#### WHAT TO WORK ON:
Extract each line of the records below that contains the word "curva".

#### SUPPLIED RECORDS:
__________

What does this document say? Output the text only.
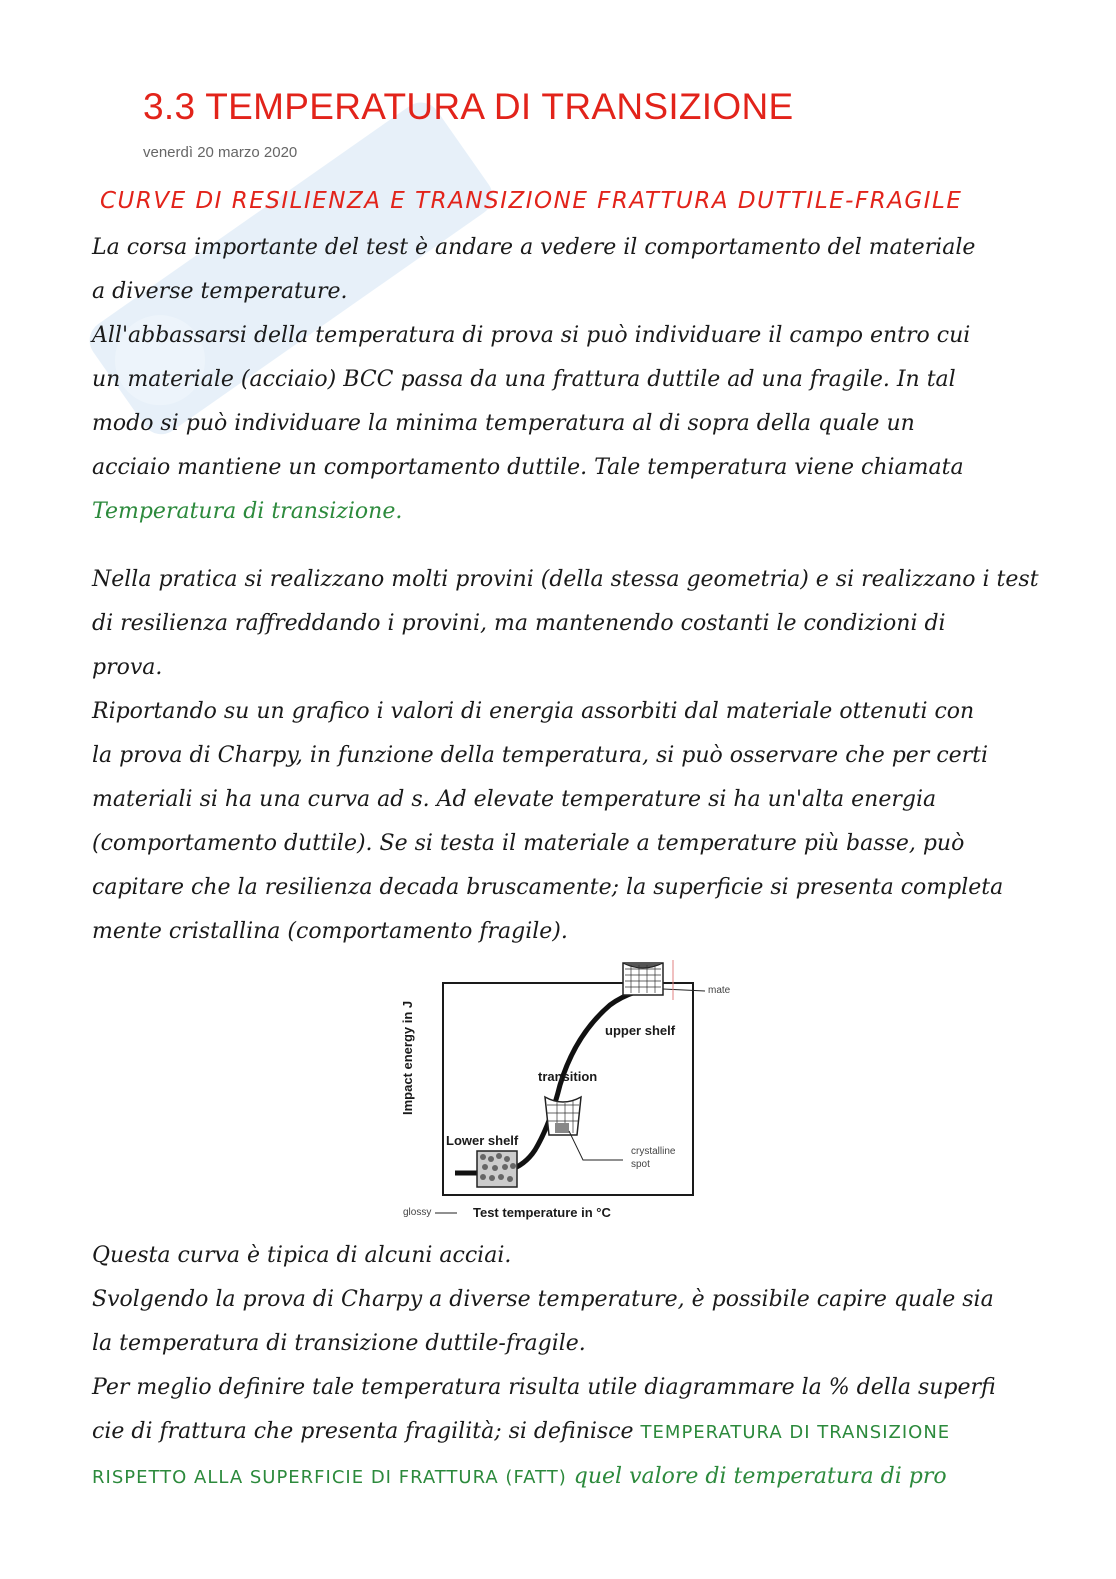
3.3 TEMPERATURA DI TRANSIZIONE
venerdì 20 marzo 2020
CURVE DI RESILIENZA E TRANSIZIONE FRATTURA DUTTILE-FRAGILE
La corsa importante del test è andare a vedere il comportamento del materiale
a diverse temperature.
All'abbassarsi della temperatura di prova si può individuare il campo entro cui
un materiale (acciaio) BCC passa da una frattura duttile ad una fragile. In tal
modo si può individuare la minima temperatura al di sopra della quale un
acciaio mantiene un comportamento duttile. Tale temperatura viene chiamata
Temperatura di transizione.
Nella pratica si realizzano molti provini (della stessa geometria) e si realizzano i test
di resilienza raffreddando i provini, ma mantenendo costanti le condizioni di
prova.
Riportando su un grafico i valori di energia assorbiti dal materiale ottenuti con
la prova di Charpy, in funzione della temperatura, si può osservare che per certi
materiali si ha una curva ad s. Ad elevate temperature si ha un'alta energia
(comportamento duttile). Se si testa il materiale a temperature più basse, può
capitare che la resilienza decada bruscamente; la superficie si presenta completa
mente cristallina (comportamento fragile).
Impact energy in J
Test temperature in °C
upper shelf
transition
Lower shelf
mate
crystalline
spot
glossy
Questa curva è tipica di alcuni acciai.
Svolgendo la prova di Charpy a diverse temperature, è possibile capire quale sia
la temperatura di transizione duttile-fragile.
Per meglio definire tale temperatura risulta utile diagrammare la % della superfi
cie di frattura che presenta fragilità; si definisce TEMPERATURA DI TRANSIZIONE
RISPETTO ALLA SUPERFICIE DI FRATTURA (FATT) quel valore di temperatura di pro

__________

#### EXERCISE RESPONSE:
materiali si ha una curva ad s. Ad elevate temperature si ha un'alta energia
Questa curva è tipica di alcuni acciai.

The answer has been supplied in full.